## What the exercise asks
Extract all of the entries and give them again, word for word.

Figure record extracts:
◇ ◇ ◇ ◇ ◇

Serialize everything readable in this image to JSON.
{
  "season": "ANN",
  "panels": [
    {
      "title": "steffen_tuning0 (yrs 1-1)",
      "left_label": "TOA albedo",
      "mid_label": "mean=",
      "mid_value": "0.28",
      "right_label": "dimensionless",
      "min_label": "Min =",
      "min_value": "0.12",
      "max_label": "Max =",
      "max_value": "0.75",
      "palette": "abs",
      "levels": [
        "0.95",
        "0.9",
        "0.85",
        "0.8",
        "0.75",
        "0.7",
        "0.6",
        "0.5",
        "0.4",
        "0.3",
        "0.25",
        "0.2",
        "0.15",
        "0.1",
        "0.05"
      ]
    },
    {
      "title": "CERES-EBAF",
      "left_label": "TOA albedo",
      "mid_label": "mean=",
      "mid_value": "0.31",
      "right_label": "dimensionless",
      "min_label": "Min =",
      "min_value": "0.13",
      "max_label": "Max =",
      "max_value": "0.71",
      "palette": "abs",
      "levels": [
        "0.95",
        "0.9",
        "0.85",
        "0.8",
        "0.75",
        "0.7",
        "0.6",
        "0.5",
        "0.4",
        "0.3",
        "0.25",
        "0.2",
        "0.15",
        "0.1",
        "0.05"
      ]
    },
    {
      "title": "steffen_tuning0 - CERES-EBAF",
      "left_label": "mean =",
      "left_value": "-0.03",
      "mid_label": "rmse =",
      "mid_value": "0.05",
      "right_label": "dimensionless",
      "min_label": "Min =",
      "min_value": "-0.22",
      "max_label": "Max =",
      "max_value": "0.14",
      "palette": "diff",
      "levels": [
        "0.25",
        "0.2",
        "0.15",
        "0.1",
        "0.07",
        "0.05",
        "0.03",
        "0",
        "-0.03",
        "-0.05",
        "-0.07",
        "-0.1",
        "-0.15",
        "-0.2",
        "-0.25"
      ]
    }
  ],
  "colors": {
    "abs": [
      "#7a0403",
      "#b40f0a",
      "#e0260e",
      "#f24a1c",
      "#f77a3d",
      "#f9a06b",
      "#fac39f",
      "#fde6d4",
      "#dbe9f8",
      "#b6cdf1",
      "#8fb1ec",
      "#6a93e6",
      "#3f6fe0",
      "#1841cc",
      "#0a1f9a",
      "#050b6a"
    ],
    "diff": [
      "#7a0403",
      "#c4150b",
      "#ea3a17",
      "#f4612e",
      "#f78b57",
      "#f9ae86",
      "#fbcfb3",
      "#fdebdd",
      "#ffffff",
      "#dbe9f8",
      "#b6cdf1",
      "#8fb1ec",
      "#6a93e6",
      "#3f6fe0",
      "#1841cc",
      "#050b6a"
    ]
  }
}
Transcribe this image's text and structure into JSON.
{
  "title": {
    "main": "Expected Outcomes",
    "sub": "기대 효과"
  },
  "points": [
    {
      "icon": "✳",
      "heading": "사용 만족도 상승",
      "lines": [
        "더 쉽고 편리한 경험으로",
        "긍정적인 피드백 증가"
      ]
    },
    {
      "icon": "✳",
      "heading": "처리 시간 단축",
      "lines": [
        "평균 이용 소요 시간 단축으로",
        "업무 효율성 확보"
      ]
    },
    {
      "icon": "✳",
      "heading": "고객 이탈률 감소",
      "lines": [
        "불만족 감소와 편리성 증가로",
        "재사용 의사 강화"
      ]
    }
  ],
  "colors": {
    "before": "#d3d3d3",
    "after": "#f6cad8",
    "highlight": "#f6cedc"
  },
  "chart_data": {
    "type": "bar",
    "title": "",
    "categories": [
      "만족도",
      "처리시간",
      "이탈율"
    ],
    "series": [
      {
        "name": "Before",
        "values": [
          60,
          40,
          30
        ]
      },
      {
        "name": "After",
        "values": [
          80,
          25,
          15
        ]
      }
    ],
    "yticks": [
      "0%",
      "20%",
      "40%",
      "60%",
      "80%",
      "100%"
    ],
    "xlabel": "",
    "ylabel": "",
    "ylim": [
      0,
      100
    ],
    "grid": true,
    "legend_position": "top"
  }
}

◇ ◇ ◇ ◇ ◇

## Solution for this exercise
Serialize everything readable in this image to JSON.
{
  "season": "ANN",
  "panels": [
    {
      "title": "steffen_tuning0 (yrs 1-1)",
      "left_label": "TOA albedo",
      "mid_label": "mean=",
      "mid_value": "0.28",
      "right_label": "dimensionless",
      "min_label": "Min =",
      "min_value": "0.12",
      "max_label": "Max =",
      "max_value": "0.75",
      "palette": "abs",
      "levels": [
        "0.95",
        "0.9",
        "0.85",
        "0.8",
        "0.75",
        "0.7",
        "0.6",
        "0.5",
        "0.4",
        "0.3",
        "0.25",
        "0.2",
        "0.15",
        "0.1",
        "0.05"
      ]
    },
    {
      "title": "CERES-EBAF",
      "left_label": "TOA albedo",
      "mid_label": "mean=",
      "mid_value": "0.31",
      "right_label": "dimensionless",
      "min_label": "Min =",
      "min_value": "0.13",
      "max_label": "Max =",
      "max_value": "0.71",
      "palette": "abs",
      "levels": [
        "0.95",
        "0.9",
        "0.85",
        "0.8",
        "0.75",
        "0.7",
        "0.6",
        "0.5",
        "0.4",
        "0.3",
        "0.25",
        "0.2",
        "0.15",
        "0.1",
        "0.05"
      ]
    },
    {
      "title": "steffen_tuning0 - CERES-EBAF",
      "left_label": "mean =",
      "left_value": "-0.03",
      "mid_label": "rmse =",
      "mid_value": "0.05",
      "right_label": "dimensionless",
      "min_label": "Min =",
      "min_value": "-0.22",
      "max_label": "Max =",
      "max_value": "0.14",
      "palette": "diff",
      "levels": [
        "0.25",
        "0.2",
        "0.15",
        "0.1",
        "0.07",
        "0.05",
        "0.03",
        "0",
        "-0.03",
        "-0.05",
        "-0.07",
        "-0.1",
        "-0.15",
        "-0.2",
        "-0.25"
      ]
    }
  ],
  "colors": {
    "abs": [
      "#7a0403",
      "#b40f0a",
      "#e0260e",
      "#f24a1c",
      "#f77a3d",
      "#f9a06b",
      "#fac39f",
      "#fde6d4",
      "#dbe9f8",
      "#b6cdf1",
      "#8fb1ec",
      "#6a93e6",
      "#3f6fe0",
      "#1841cc",
      "#0a1f9a",
      "#050b6a"
    ],
    "diff": [
      "#7a0403",
      "#c4150b",
      "#ea3a17",
      "#f4612e",
      "#f78b57",
      "#f9ae86",
      "#fbcfb3",
      "#fdebdd",
      "#ffffff",
      "#dbe9f8",
      "#b6cdf1",
      "#8fb1ec",
      "#6a93e6",
      "#3f6fe0",
      "#1841cc",
      "#050b6a"
    ]
  }
}
Transcribe this image's text and structure into JSON.
{
  "title": {
    "main": "Expected Outcomes",
    "sub": "기대 효과"
  },
  "points": [
    {
      "icon": "✳",
      "heading": "사용 만족도 상승",
      "lines": [
        "더 쉽고 편리한 경험으로",
        "긍정적인 피드백 증가"
      ]
    },
    {
      "icon": "✳",
      "heading": "처리 시간 단축",
      "lines": [
        "평균 이용 소요 시간 단축으로",
        "업무 효율성 확보"
      ]
    },
    {
      "icon": "✳",
      "heading": "고객 이탈률 감소",
      "lines": [
        "불만족 감소와 편리성 증가로",
        "재사용 의사 강화"
      ]
    }
  ],
  "colors": {
    "before": "#d3d3d3",
    "after": "#f6cad8",
    "highlight": "#f6cedc"
  },
  "chart_data": {
    "type": "bar",
    "title": "",
    "categories": [
      "만족도",
      "처리시간",
      "이탈율"
    ],
    "series": [
      {
        "name": "Before",
        "values": [
          60,
          40,
          30
        ]
      },
      {
        "name": "After",
        "values": [
          80,
          25,
          15
        ]
      }
    ],
    "yticks": [
      "0%",
      "20%",
      "40%",
      "60%",
      "80%",
      "100%"
    ],
    "xlabel": "",
    "ylabel": "",
    "ylim": [
      0,
      100
    ],
    "grid": true,
    "legend_position": "top"
  }
}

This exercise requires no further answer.